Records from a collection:
──────────────────────────────

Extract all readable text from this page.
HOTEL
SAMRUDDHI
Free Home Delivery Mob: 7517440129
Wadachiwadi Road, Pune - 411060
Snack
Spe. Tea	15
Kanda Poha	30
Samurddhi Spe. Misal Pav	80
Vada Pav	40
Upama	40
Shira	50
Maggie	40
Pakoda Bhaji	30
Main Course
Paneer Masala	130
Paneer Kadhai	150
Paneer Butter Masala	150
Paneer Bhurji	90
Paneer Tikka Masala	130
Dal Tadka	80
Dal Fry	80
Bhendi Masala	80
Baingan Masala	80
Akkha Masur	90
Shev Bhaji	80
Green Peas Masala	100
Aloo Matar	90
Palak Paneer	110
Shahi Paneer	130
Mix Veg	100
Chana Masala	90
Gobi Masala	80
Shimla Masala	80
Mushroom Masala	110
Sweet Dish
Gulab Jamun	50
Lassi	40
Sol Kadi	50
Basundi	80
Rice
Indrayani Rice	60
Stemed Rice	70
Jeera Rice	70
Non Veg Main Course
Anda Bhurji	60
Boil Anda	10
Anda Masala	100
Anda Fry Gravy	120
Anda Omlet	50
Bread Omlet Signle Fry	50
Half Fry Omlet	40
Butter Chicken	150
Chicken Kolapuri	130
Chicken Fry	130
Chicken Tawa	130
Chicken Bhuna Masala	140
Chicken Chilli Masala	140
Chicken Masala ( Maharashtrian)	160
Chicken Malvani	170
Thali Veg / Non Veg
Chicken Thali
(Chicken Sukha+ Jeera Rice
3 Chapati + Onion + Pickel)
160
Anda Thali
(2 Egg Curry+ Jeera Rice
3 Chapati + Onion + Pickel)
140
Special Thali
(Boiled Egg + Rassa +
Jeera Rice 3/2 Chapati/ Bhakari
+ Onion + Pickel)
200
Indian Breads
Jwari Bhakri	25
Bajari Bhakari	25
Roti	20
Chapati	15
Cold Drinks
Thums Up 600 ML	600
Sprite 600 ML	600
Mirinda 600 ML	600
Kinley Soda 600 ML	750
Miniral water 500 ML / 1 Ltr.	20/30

──────────────────────────────

> [Request]
Recite the full listing above exactly.

> [Answer below]
Extract all readable text from this page.
HOTEL
SAMRUDDHI
Free Home Delivery Mob: 7517440129
Wadachiwadi Road, Pune - 411060
Snack
Spe. Tea	15
Kanda Poha	30
Samurddhi Spe. Misal Pav	80
Vada Pav	40
Upama	40
Shira	50
Maggie	40
Pakoda Bhaji	30
Main Course
Paneer Masala	130
Paneer Kadhai	150
Paneer Butter Masala	150
Paneer Bhurji	90
Paneer Tikka Masala	130
Dal Tadka	80
Dal Fry	80
Bhendi Masala	80
Baingan Masala	80
Akkha Masur	90
Shev Bhaji	80
Green Peas Masala	100
Aloo Matar	90
Palak Paneer	110
Shahi Paneer	130
Mix Veg	100
Chana Masala	90
Gobi Masala	80
Shimla Masala	80
Mushroom Masala	110
Sweet Dish
Gulab Jamun	50
Lassi	40
Sol Kadi	50
Basundi	80
Rice
Indrayani Rice	60
Stemed Rice	70
Jeera Rice	70
Non Veg Main Course
Anda Bhurji	60
Boil Anda	10
Anda Masala	100
Anda Fry Gravy	120
Anda Omlet	50
Bread Omlet Signle Fry	50
Half Fry Omlet	40
Butter Chicken	150
Chicken Kolapuri	130
Chicken Fry	130
Chicken Tawa	130
Chicken Bhuna Masala	140
Chicken Chilli Masala	140
Chicken Masala ( Maharashtrian)	160
Chicken Malvani	170
Thali Veg / Non Veg
Chicken Thali
(Chicken Sukha+ Jeera Rice
3 Chapati + Onion + Pickel)
160
Anda Thali
(2 Egg Curry+ Jeera Rice
3 Chapati + Onion + Pickel)
140
Special Thali
(Boiled Egg + Rassa +
Jeera Rice 3/2 Chapati/ Bhakari
+ Onion + Pickel)
200
Indian Breads
Jwari Bhakri	25
Bajari Bhakari	25
Roti	20
Chapati	15
Cold Drinks
Thums Up 600 ML	600
Sprite 600 ML	600
Mirinda 600 ML	600
Kinley Soda 600 ML	750
Miniral water 500 ML / 1 Ltr.	20/30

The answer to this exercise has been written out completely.